YOUR INSTRUCTIONS
Print each line exactly as it is given.
◇ ◇ ◇ ◇ ◇ ◇ ◇
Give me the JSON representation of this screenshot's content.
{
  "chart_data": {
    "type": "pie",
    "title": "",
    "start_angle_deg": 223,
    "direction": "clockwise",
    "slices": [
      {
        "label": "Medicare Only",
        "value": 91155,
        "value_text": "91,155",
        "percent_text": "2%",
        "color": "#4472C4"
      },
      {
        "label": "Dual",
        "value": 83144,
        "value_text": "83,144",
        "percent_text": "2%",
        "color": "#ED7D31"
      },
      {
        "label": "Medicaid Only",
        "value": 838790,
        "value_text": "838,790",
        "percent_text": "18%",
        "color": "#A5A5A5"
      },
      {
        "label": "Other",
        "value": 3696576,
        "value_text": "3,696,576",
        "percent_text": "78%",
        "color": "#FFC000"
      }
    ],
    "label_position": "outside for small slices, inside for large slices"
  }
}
◇ ◇ ◇ ◇ ◇ ◇ ◇
REPLY TO THE EXERCISE
Give me the JSON representation of this screenshot's content.
{
  "chart_data": {
    "type": "pie",
    "title": "",
    "start_angle_deg": 223,
    "direction": "clockwise",
    "slices": [
      {
        "label": "Medicare Only",
        "value": 91155,
        "value_text": "91,155",
        "percent_text": "2%",
        "color": "#4472C4"
      },
      {
        "label": "Dual",
        "value": 83144,
        "value_text": "83,144",
        "percent_text": "2%",
        "color": "#ED7D31"
      },
      {
        "label": "Medicaid Only",
        "value": 838790,
        "value_text": "838,790",
        "percent_text": "18%",
        "color": "#A5A5A5"
      },
      {
        "label": "Other",
        "value": 3696576,
        "value_text": "3,696,576",
        "percent_text": "78%",
        "color": "#FFC000"
      }
    ],
    "label_position": "outside for small slices, inside for large slices"
  }
}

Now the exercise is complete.